* **Instructions for the task**:
Can the data below be echoed back word for word?

>> Begin Material shown

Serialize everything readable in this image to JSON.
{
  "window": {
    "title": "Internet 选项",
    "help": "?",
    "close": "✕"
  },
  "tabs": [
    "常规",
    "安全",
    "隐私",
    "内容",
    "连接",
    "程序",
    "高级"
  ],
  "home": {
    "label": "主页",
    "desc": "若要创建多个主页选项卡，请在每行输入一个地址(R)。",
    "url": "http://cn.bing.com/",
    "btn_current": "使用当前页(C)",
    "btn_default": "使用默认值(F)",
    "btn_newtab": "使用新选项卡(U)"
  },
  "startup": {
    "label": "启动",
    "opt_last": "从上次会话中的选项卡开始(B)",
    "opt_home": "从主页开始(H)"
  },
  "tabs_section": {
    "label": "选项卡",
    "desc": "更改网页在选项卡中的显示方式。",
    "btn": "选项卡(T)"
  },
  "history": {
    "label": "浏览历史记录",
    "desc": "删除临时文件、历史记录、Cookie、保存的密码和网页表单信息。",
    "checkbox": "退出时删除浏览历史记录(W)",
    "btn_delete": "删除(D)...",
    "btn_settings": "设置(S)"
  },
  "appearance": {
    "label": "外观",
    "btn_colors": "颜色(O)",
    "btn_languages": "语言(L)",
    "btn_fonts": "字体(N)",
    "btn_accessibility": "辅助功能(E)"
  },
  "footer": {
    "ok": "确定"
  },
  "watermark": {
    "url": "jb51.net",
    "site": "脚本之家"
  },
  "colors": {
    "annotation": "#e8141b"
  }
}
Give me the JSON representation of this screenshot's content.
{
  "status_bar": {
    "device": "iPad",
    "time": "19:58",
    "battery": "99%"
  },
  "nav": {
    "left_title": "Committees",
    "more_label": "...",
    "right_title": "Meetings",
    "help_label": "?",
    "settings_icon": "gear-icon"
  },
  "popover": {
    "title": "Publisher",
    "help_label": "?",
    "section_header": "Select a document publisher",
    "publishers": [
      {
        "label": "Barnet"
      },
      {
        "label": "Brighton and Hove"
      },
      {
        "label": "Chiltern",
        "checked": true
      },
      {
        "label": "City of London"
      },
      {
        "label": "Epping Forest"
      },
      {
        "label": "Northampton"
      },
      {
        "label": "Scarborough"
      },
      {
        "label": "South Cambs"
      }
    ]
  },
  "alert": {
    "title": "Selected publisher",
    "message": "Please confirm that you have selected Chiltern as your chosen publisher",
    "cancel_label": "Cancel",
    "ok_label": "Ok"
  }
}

>> End Material shown

* **Output for this task**:
Serialize everything readable in this image to JSON.
{
  "window": {
    "title": "Internet 选项",
    "help": "?",
    "close": "✕"
  },
  "tabs": [
    "常规",
    "安全",
    "隐私",
    "内容",
    "连接",
    "程序",
    "高级"
  ],
  "home": {
    "label": "主页",
    "desc": "若要创建多个主页选项卡，请在每行输入一个地址(R)。",
    "url": "http://cn.bing.com/",
    "btn_current": "使用当前页(C)",
    "btn_default": "使用默认值(F)",
    "btn_newtab": "使用新选项卡(U)"
  },
  "startup": {
    "label": "启动",
    "opt_last": "从上次会话中的选项卡开始(B)",
    "opt_home": "从主页开始(H)"
  },
  "tabs_section": {
    "label": "选项卡",
    "desc": "更改网页在选项卡中的显示方式。",
    "btn": "选项卡(T)"
  },
  "history": {
    "label": "浏览历史记录",
    "desc": "删除临时文件、历史记录、Cookie、保存的密码和网页表单信息。",
    "checkbox": "退出时删除浏览历史记录(W)",
    "btn_delete": "删除(D)...",
    "btn_settings": "设置(S)"
  },
  "appearance": {
    "label": "外观",
    "btn_colors": "颜色(O)",
    "btn_languages": "语言(L)",
    "btn_fonts": "字体(N)",
    "btn_accessibility": "辅助功能(E)"
  },
  "footer": {
    "ok": "确定"
  },
  "watermark": {
    "url": "jb51.net",
    "site": "脚本之家"
  },
  "colors": {
    "annotation": "#e8141b"
  }
}
Give me the JSON representation of this screenshot's content.
{
  "status_bar": {
    "device": "iPad",
    "time": "19:58",
    "battery": "99%"
  },
  "nav": {
    "left_title": "Committees",
    "more_label": "...",
    "right_title": "Meetings",
    "help_label": "?",
    "settings_icon": "gear-icon"
  },
  "popover": {
    "title": "Publisher",
    "help_label": "?",
    "section_header": "Select a document publisher",
    "publishers": [
      {
        "label": "Barnet"
      },
      {
        "label": "Brighton and Hove"
      },
      {
        "label": "Chiltern",
        "checked": true
      },
      {
        "label": "City of London"
      },
      {
        "label": "Epping Forest"
      },
      {
        "label": "Northampton"
      },
      {
        "label": "Scarborough"
      },
      {
        "label": "South Cambs"
      }
    ]
  },
  "alert": {
    "title": "Selected publisher",
    "message": "Please confirm that you have selected Chiltern as your chosen publisher",
    "cancel_label": "Cancel",
    "ok_label": "Ok"
  }
}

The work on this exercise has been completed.